__THE PROBLEM__. Output the material word for word. Leave each picture out.

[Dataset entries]

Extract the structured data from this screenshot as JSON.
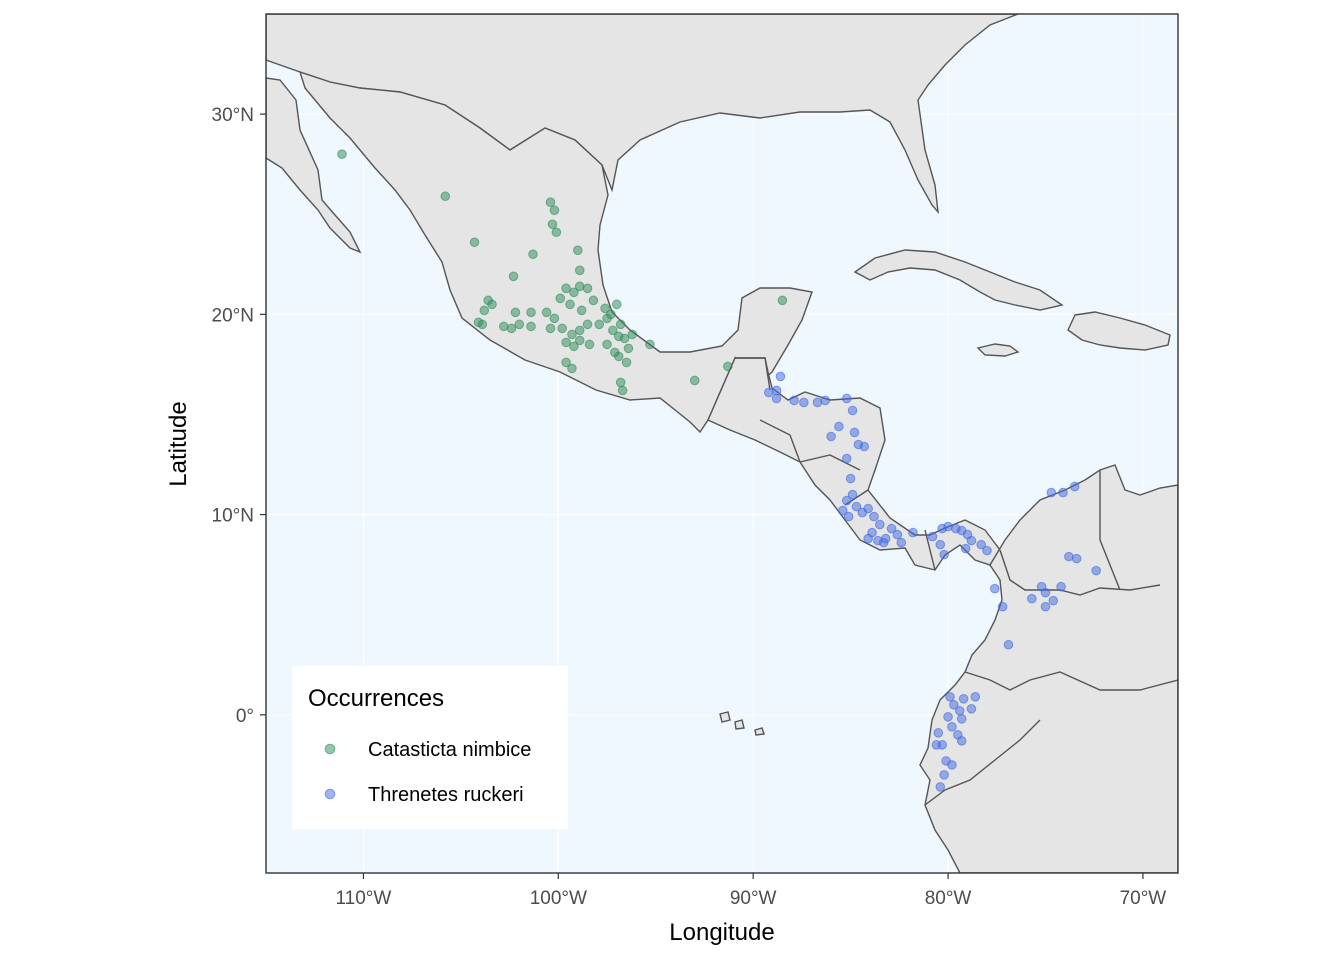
{
  "chart_data": {
    "type": "scatter",
    "map": true,
    "xlabel": "Longitude",
    "ylabel": "Latitude",
    "xlim": [
      -115,
      -68.2
    ],
    "ylim": [
      -7.9,
      35
    ],
    "x_ticks": [
      {
        "value": -110,
        "label": "110°W"
      },
      {
        "value": -100,
        "label": "100°W"
      },
      {
        "value": -90,
        "label": "90°W"
      },
      {
        "value": -80,
        "label": "80°W"
      },
      {
        "value": -70,
        "label": "70°W"
      }
    ],
    "y_ticks": [
      {
        "value": 30,
        "label": "30°N"
      },
      {
        "value": 20,
        "label": "20°N"
      },
      {
        "value": 10,
        "label": "10°N"
      },
      {
        "value": 0,
        "label": "0°"
      }
    ],
    "grid": true,
    "colors": {
      "ocean": "#EFF7FF",
      "land": "#E5E5E5",
      "border": "#555555",
      "grid": "#FFFFFF",
      "catasticta": "#2E8B57",
      "threnetes": "#4169E1"
    },
    "legend": {
      "title": "Occurrences",
      "position": "bottom-left",
      "items": [
        "Catasticta nimbice",
        "Threnetes ruckeri"
      ]
    },
    "series": [
      {
        "name": "Catasticta nimbice",
        "color": "#2E8B57",
        "points": [
          [
            -111.1,
            28.0
          ],
          [
            -105.8,
            25.9
          ],
          [
            -104.3,
            23.6
          ],
          [
            -100.4,
            25.6
          ],
          [
            -100.2,
            25.2
          ],
          [
            -100.3,
            24.5
          ],
          [
            -100.1,
            24.1
          ],
          [
            -101.3,
            23.0
          ],
          [
            -102.3,
            21.9
          ],
          [
            -99.0,
            23.2
          ],
          [
            -98.9,
            22.2
          ],
          [
            -103.6,
            20.7
          ],
          [
            -103.4,
            20.5
          ],
          [
            -103.8,
            20.2
          ],
          [
            -103.9,
            19.5
          ],
          [
            -104.1,
            19.6
          ],
          [
            -102.8,
            19.4
          ],
          [
            -102.4,
            19.3
          ],
          [
            -102.0,
            19.5
          ],
          [
            -102.2,
            20.1
          ],
          [
            -101.4,
            19.4
          ],
          [
            -101.4,
            20.1
          ],
          [
            -100.6,
            20.1
          ],
          [
            -100.2,
            19.8
          ],
          [
            -100.4,
            19.3
          ],
          [
            -99.9,
            20.8
          ],
          [
            -99.6,
            21.3
          ],
          [
            -99.2,
            21.1
          ],
          [
            -99.4,
            20.5
          ],
          [
            -98.8,
            20.2
          ],
          [
            -98.5,
            21.3
          ],
          [
            -98.9,
            21.4
          ],
          [
            -98.2,
            20.7
          ],
          [
            -99.8,
            19.3
          ],
          [
            -99.3,
            19.0
          ],
          [
            -99.6,
            18.6
          ],
          [
            -98.9,
            19.2
          ],
          [
            -98.5,
            19.5
          ],
          [
            -98.9,
            18.7
          ],
          [
            -99.2,
            18.4
          ],
          [
            -97.6,
            20.3
          ],
          [
            -97.3,
            20.0
          ],
          [
            -97.0,
            20.5
          ],
          [
            -96.8,
            19.5
          ],
          [
            -97.2,
            19.2
          ],
          [
            -96.9,
            18.9
          ],
          [
            -97.5,
            18.5
          ],
          [
            -97.1,
            18.1
          ],
          [
            -96.6,
            18.8
          ],
          [
            -96.9,
            17.9
          ],
          [
            -96.4,
            18.3
          ],
          [
            -96.2,
            19.0
          ],
          [
            -96.7,
            16.2
          ],
          [
            -96.8,
            16.6
          ],
          [
            -96.5,
            17.6
          ],
          [
            -97.9,
            19.5
          ],
          [
            -97.5,
            19.8
          ],
          [
            -99.6,
            17.6
          ],
          [
            -99.3,
            17.3
          ],
          [
            -95.3,
            18.5
          ],
          [
            -93.0,
            16.7
          ],
          [
            -88.5,
            20.7
          ],
          [
            -91.3,
            17.4
          ],
          [
            -98.4,
            18.5
          ]
        ]
      },
      {
        "name": "Threnetes ruckeri",
        "color": "#4169E1",
        "points": [
          [
            -89.2,
            16.1
          ],
          [
            -88.8,
            16.2
          ],
          [
            -88.6,
            16.9
          ],
          [
            -88.8,
            15.8
          ],
          [
            -87.9,
            15.7
          ],
          [
            -87.4,
            15.6
          ],
          [
            -86.7,
            15.6
          ],
          [
            -86.3,
            15.7
          ],
          [
            -85.2,
            15.8
          ],
          [
            -84.9,
            15.2
          ],
          [
            -85.6,
            14.4
          ],
          [
            -84.8,
            14.1
          ],
          [
            -84.6,
            13.5
          ],
          [
            -85.2,
            12.8
          ],
          [
            -86.0,
            13.9
          ],
          [
            -84.3,
            13.4
          ],
          [
            -85.0,
            11.8
          ],
          [
            -84.9,
            11.0
          ],
          [
            -85.2,
            10.7
          ],
          [
            -85.4,
            10.2
          ],
          [
            -85.1,
            9.9
          ],
          [
            -84.7,
            10.4
          ],
          [
            -84.4,
            10.1
          ],
          [
            -84.1,
            10.3
          ],
          [
            -83.8,
            9.9
          ],
          [
            -83.5,
            9.5
          ],
          [
            -83.9,
            9.1
          ],
          [
            -83.6,
            8.7
          ],
          [
            -83.2,
            8.8
          ],
          [
            -82.9,
            9.3
          ],
          [
            -82.6,
            9.0
          ],
          [
            -84.1,
            8.8
          ],
          [
            -83.3,
            8.6
          ],
          [
            -82.4,
            8.6
          ],
          [
            -81.8,
            9.1
          ],
          [
            -80.8,
            8.9
          ],
          [
            -80.3,
            9.3
          ],
          [
            -80.0,
            9.4
          ],
          [
            -79.6,
            9.3
          ],
          [
            -79.3,
            9.2
          ],
          [
            -79.0,
            9.0
          ],
          [
            -78.8,
            8.7
          ],
          [
            -78.3,
            8.5
          ],
          [
            -78.0,
            8.2
          ],
          [
            -80.4,
            8.5
          ],
          [
            -80.2,
            8.0
          ],
          [
            -79.1,
            8.3
          ],
          [
            -77.6,
            6.3
          ],
          [
            -77.2,
            5.4
          ],
          [
            -76.9,
            3.5
          ],
          [
            -75.7,
            5.8
          ],
          [
            -75.2,
            6.4
          ],
          [
            -75.0,
            5.4
          ],
          [
            -75.0,
            6.1
          ],
          [
            -74.6,
            5.7
          ],
          [
            -74.2,
            6.4
          ],
          [
            -73.8,
            7.9
          ],
          [
            -73.4,
            7.8
          ],
          [
            -72.4,
            7.2
          ],
          [
            -74.7,
            11.1
          ],
          [
            -74.1,
            11.1
          ],
          [
            -73.5,
            11.4
          ],
          [
            -79.2,
            0.8
          ],
          [
            -79.4,
            0.2
          ],
          [
            -79.7,
            0.5
          ],
          [
            -79.8,
            -0.6
          ],
          [
            -79.3,
            -0.2
          ],
          [
            -79.5,
            -1.0
          ],
          [
            -80.3,
            -1.5
          ],
          [
            -80.6,
            -1.5
          ],
          [
            -80.1,
            -2.3
          ],
          [
            -79.8,
            -2.5
          ],
          [
            -80.2,
            -3.0
          ],
          [
            -80.4,
            -3.6
          ],
          [
            -78.8,
            0.3
          ],
          [
            -78.6,
            0.9
          ],
          [
            -79.9,
            0.9
          ],
          [
            -80.0,
            -0.1
          ],
          [
            -80.5,
            -0.9
          ],
          [
            -79.3,
            -1.3
          ]
        ]
      }
    ]
  }
}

__THE ANSWER__.
Extract the structured data from this screenshot as JSON.
{
  "chart_data": {
    "type": "scatter",
    "map": true,
    "xlabel": "Longitude",
    "ylabel": "Latitude",
    "xlim": [
      -115,
      -68.2
    ],
    "ylim": [
      -7.9,
      35
    ],
    "x_ticks": [
      {
        "value": -110,
        "label": "110°W"
      },
      {
        "value": -100,
        "label": "100°W"
      },
      {
        "value": -90,
        "label": "90°W"
      },
      {
        "value": -80,
        "label": "80°W"
      },
      {
        "value": -70,
        "label": "70°W"
      }
    ],
    "y_ticks": [
      {
        "value": 30,
        "label": "30°N"
      },
      {
        "value": 20,
        "label": "20°N"
      },
      {
        "value": 10,
        "label": "10°N"
      },
      {
        "value": 0,
        "label": "0°"
      }
    ],
    "grid": true,
    "colors": {
      "ocean": "#EFF7FF",
      "land": "#E5E5E5",
      "border": "#555555",
      "grid": "#FFFFFF",
      "catasticta": "#2E8B57",
      "threnetes": "#4169E1"
    },
    "legend": {
      "title": "Occurrences",
      "position": "bottom-left",
      "items": [
        "Catasticta nimbice",
        "Threnetes ruckeri"
      ]
    },
    "series": [
      {
        "name": "Catasticta nimbice",
        "color": "#2E8B57",
        "points": [
          [
            -111.1,
            28.0
          ],
          [
            -105.8,
            25.9
          ],
          [
            -104.3,
            23.6
          ],
          [
            -100.4,
            25.6
          ],
          [
            -100.2,
            25.2
          ],
          [
            -100.3,
            24.5
          ],
          [
            -100.1,
            24.1
          ],
          [
            -101.3,
            23.0
          ],
          [
            -102.3,
            21.9
          ],
          [
            -99.0,
            23.2
          ],
          [
            -98.9,
            22.2
          ],
          [
            -103.6,
            20.7
          ],
          [
            -103.4,
            20.5
          ],
          [
            -103.8,
            20.2
          ],
          [
            -103.9,
            19.5
          ],
          [
            -104.1,
            19.6
          ],
          [
            -102.8,
            19.4
          ],
          [
            -102.4,
            19.3
          ],
          [
            -102.0,
            19.5
          ],
          [
            -102.2,
            20.1
          ],
          [
            -101.4,
            19.4
          ],
          [
            -101.4,
            20.1
          ],
          [
            -100.6,
            20.1
          ],
          [
            -100.2,
            19.8
          ],
          [
            -100.4,
            19.3
          ],
          [
            -99.9,
            20.8
          ],
          [
            -99.6,
            21.3
          ],
          [
            -99.2,
            21.1
          ],
          [
            -99.4,
            20.5
          ],
          [
            -98.8,
            20.2
          ],
          [
            -98.5,
            21.3
          ],
          [
            -98.9,
            21.4
          ],
          [
            -98.2,
            20.7
          ],
          [
            -99.8,
            19.3
          ],
          [
            -99.3,
            19.0
          ],
          [
            -99.6,
            18.6
          ],
          [
            -98.9,
            19.2
          ],
          [
            -98.5,
            19.5
          ],
          [
            -98.9,
            18.7
          ],
          [
            -99.2,
            18.4
          ],
          [
            -97.6,
            20.3
          ],
          [
            -97.3,
            20.0
          ],
          [
            -97.0,
            20.5
          ],
          [
            -96.8,
            19.5
          ],
          [
            -97.2,
            19.2
          ],
          [
            -96.9,
            18.9
          ],
          [
            -97.5,
            18.5
          ],
          [
            -97.1,
            18.1
          ],
          [
            -96.6,
            18.8
          ],
          [
            -96.9,
            17.9
          ],
          [
            -96.4,
            18.3
          ],
          [
            -96.2,
            19.0
          ],
          [
            -96.7,
            16.2
          ],
          [
            -96.8,
            16.6
          ],
          [
            -96.5,
            17.6
          ],
          [
            -97.9,
            19.5
          ],
          [
            -97.5,
            19.8
          ],
          [
            -99.6,
            17.6
          ],
          [
            -99.3,
            17.3
          ],
          [
            -95.3,
            18.5
          ],
          [
            -93.0,
            16.7
          ],
          [
            -88.5,
            20.7
          ],
          [
            -91.3,
            17.4
          ],
          [
            -98.4,
            18.5
          ]
        ]
      },
      {
        "name": "Threnetes ruckeri",
        "color": "#4169E1",
        "points": [
          [
            -89.2,
            16.1
          ],
          [
            -88.8,
            16.2
          ],
          [
            -88.6,
            16.9
          ],
          [
            -88.8,
            15.8
          ],
          [
            -87.9,
            15.7
          ],
          [
            -87.4,
            15.6
          ],
          [
            -86.7,
            15.6
          ],
          [
            -86.3,
            15.7
          ],
          [
            -85.2,
            15.8
          ],
          [
            -84.9,
            15.2
          ],
          [
            -85.6,
            14.4
          ],
          [
            -84.8,
            14.1
          ],
          [
            -84.6,
            13.5
          ],
          [
            -85.2,
            12.8
          ],
          [
            -86.0,
            13.9
          ],
          [
            -84.3,
            13.4
          ],
          [
            -85.0,
            11.8
          ],
          [
            -84.9,
            11.0
          ],
          [
            -85.2,
            10.7
          ],
          [
            -85.4,
            10.2
          ],
          [
            -85.1,
            9.9
          ],
          [
            -84.7,
            10.4
          ],
          [
            -84.4,
            10.1
          ],
          [
            -84.1,
            10.3
          ],
          [
            -83.8,
            9.9
          ],
          [
            -83.5,
            9.5
          ],
          [
            -83.9,
            9.1
          ],
          [
            -83.6,
            8.7
          ],
          [
            -83.2,
            8.8
          ],
          [
            -82.9,
            9.3
          ],
          [
            -82.6,
            9.0
          ],
          [
            -84.1,
            8.8
          ],
          [
            -83.3,
            8.6
          ],
          [
            -82.4,
            8.6
          ],
          [
            -81.8,
            9.1
          ],
          [
            -80.8,
            8.9
          ],
          [
            -80.3,
            9.3
          ],
          [
            -80.0,
            9.4
          ],
          [
            -79.6,
            9.3
          ],
          [
            -79.3,
            9.2
          ],
          [
            -79.0,
            9.0
          ],
          [
            -78.8,
            8.7
          ],
          [
            -78.3,
            8.5
          ],
          [
            -78.0,
            8.2
          ],
          [
            -80.4,
            8.5
          ],
          [
            -80.2,
            8.0
          ],
          [
            -79.1,
            8.3
          ],
          [
            -77.6,
            6.3
          ],
          [
            -77.2,
            5.4
          ],
          [
            -76.9,
            3.5
          ],
          [
            -75.7,
            5.8
          ],
          [
            -75.2,
            6.4
          ],
          [
            -75.0,
            5.4
          ],
          [
            -75.0,
            6.1
          ],
          [
            -74.6,
            5.7
          ],
          [
            -74.2,
            6.4
          ],
          [
            -73.8,
            7.9
          ],
          [
            -73.4,
            7.8
          ],
          [
            -72.4,
            7.2
          ],
          [
            -74.7,
            11.1
          ],
          [
            -74.1,
            11.1
          ],
          [
            -73.5,
            11.4
          ],
          [
            -79.2,
            0.8
          ],
          [
            -79.4,
            0.2
          ],
          [
            -79.7,
            0.5
          ],
          [
            -79.8,
            -0.6
          ],
          [
            -79.3,
            -0.2
          ],
          [
            -79.5,
            -1.0
          ],
          [
            -80.3,
            -1.5
          ],
          [
            -80.6,
            -1.5
          ],
          [
            -80.1,
            -2.3
          ],
          [
            -79.8,
            -2.5
          ],
          [
            -80.2,
            -3.0
          ],
          [
            -80.4,
            -3.6
          ],
          [
            -78.8,
            0.3
          ],
          [
            -78.6,
            0.9
          ],
          [
            -79.9,
            0.9
          ],
          [
            -80.0,
            -0.1
          ],
          [
            -80.5,
            -0.9
          ],
          [
            -79.3,
            -1.3
          ]
        ]
      }
    ]
  }
}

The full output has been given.